— BEGIN EXERCISE MATERIAL —
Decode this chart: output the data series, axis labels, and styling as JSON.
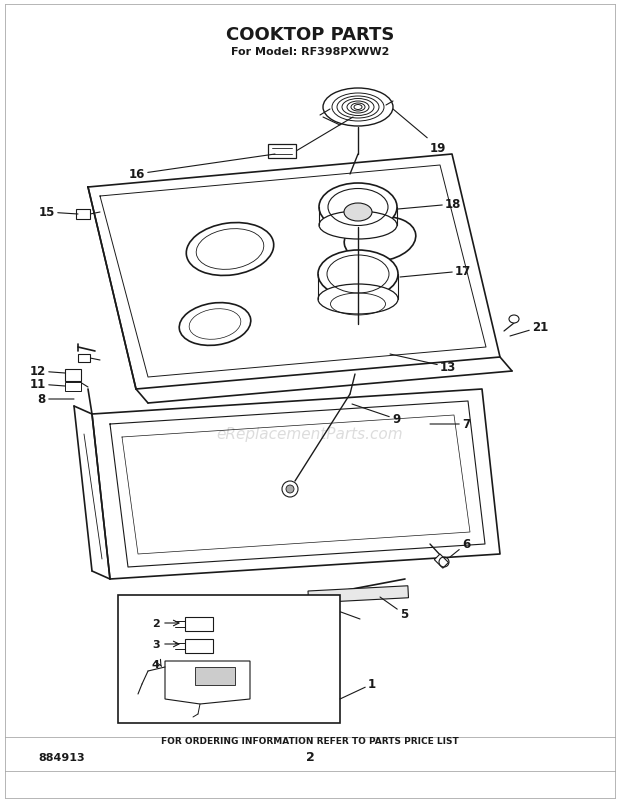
{
  "title": "COOKTOP PARTS",
  "subtitle": "For Model: RF398PXWW2",
  "footer_text": "FOR ORDERING INFORMATION REFER TO PARTS PRICE LIST",
  "part_number": "884913",
  "page_number": "2",
  "watermark": "eReplacementParts.com",
  "bg_color": "#ffffff",
  "line_color": "#1a1a1a",
  "text_color": "#1a1a1a",
  "watermark_color": "#bbbbbb",
  "fig_width": 6.2,
  "fig_height": 8.04,
  "dpi": 100
}
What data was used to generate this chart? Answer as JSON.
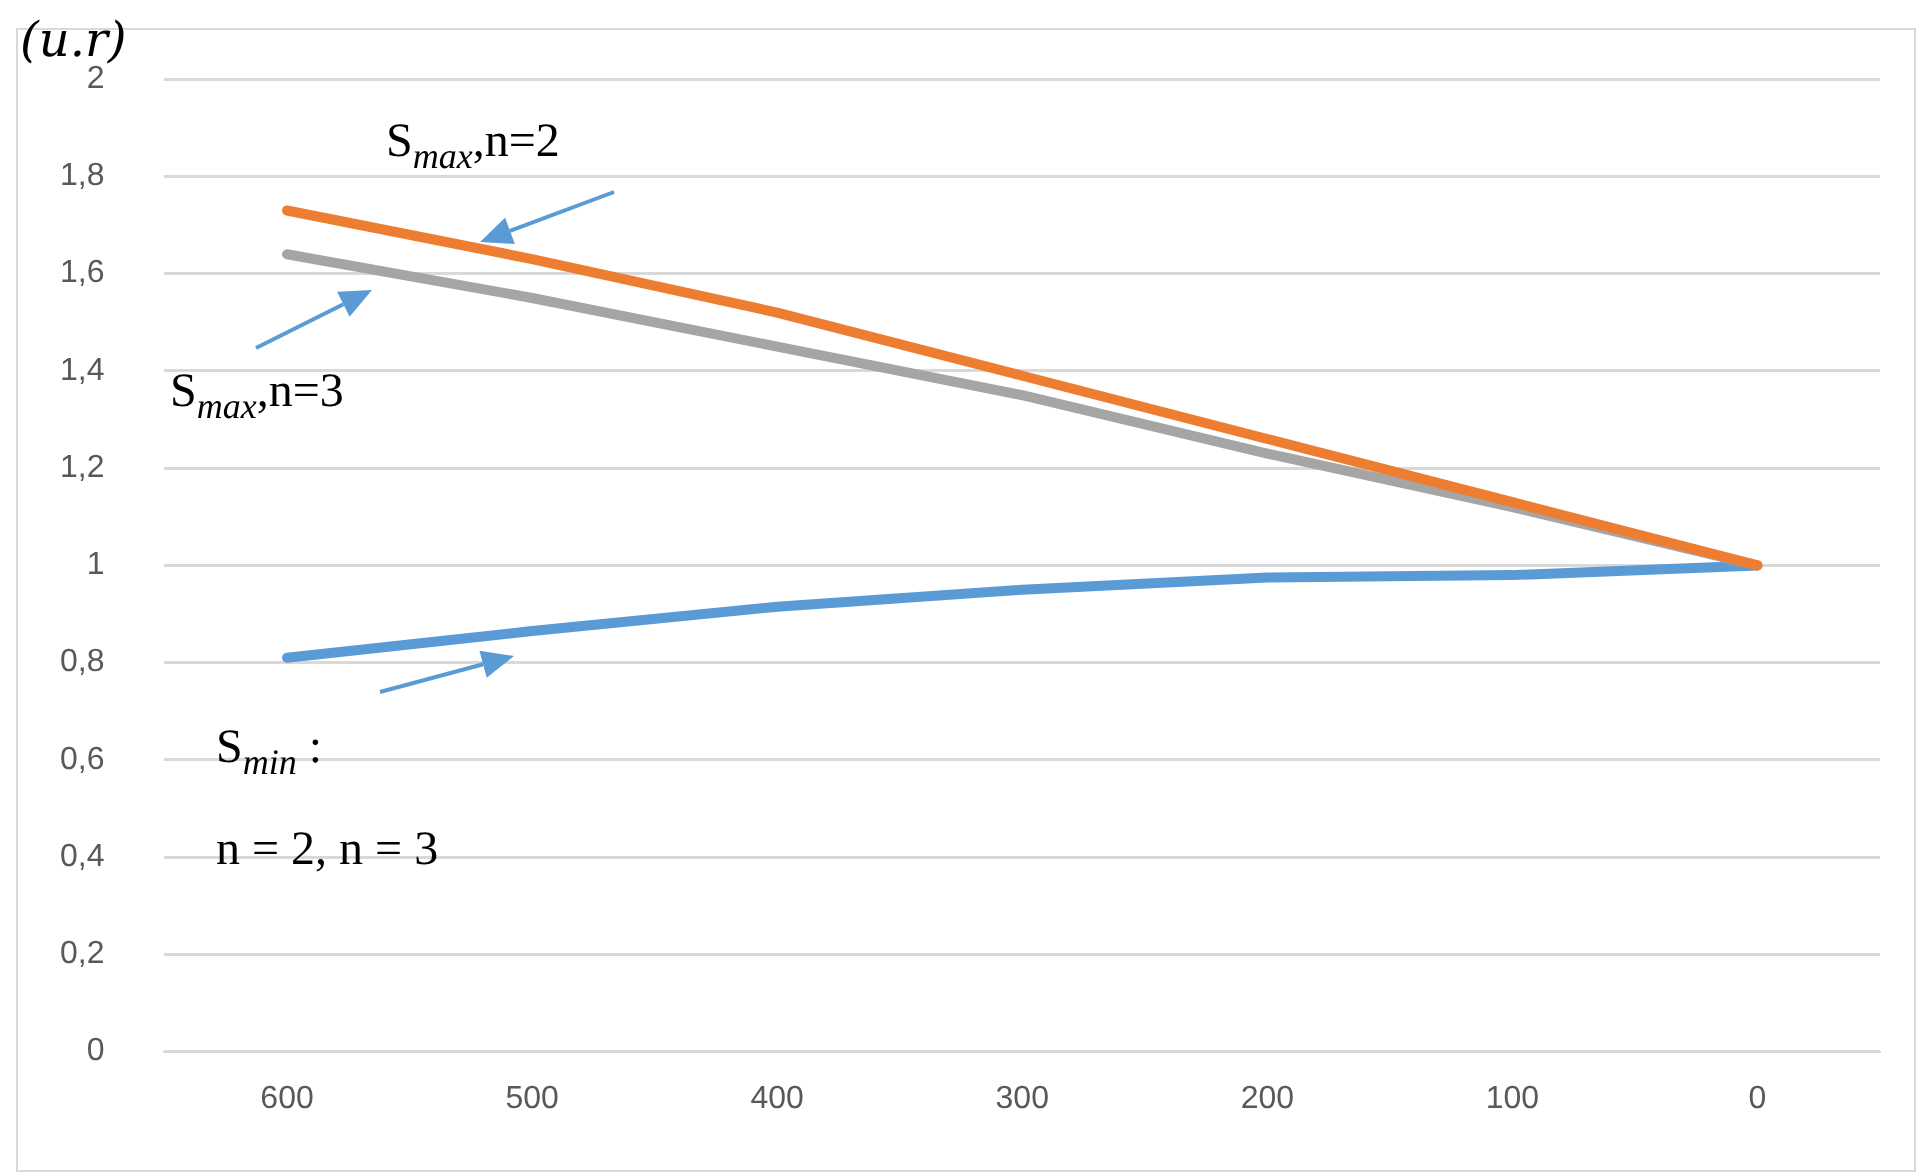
— END EXERCISE MATERIAL —
#### [REQUEST]
Pictures stay out; reproduce every line of the records exactly.

#### [SOLUTION FOR THIS TASK]
Decode this chart: output the data series, axis labels, and styling as JSON.
{
  "title": "COOKTOP PARTS",
  "subtitle": "For Model: RF398PXWW2",
  "footer_text": "FOR ORDERING INFORMATION REFER TO PARTS PRICE LIST",
  "part_number": "884913",
  "page_number": "2",
  "watermark": "eReplacementParts.com",
  "bg_color": "#ffffff",
  "line_color": "#1a1a1a",
  "text_color": "#1a1a1a",
  "watermark_color": "#bbbbbb",
  "fig_width": 6.2,
  "fig_height": 8.04,
  "dpi": 100
}
What data was used to generate this chart? Answer as JSON.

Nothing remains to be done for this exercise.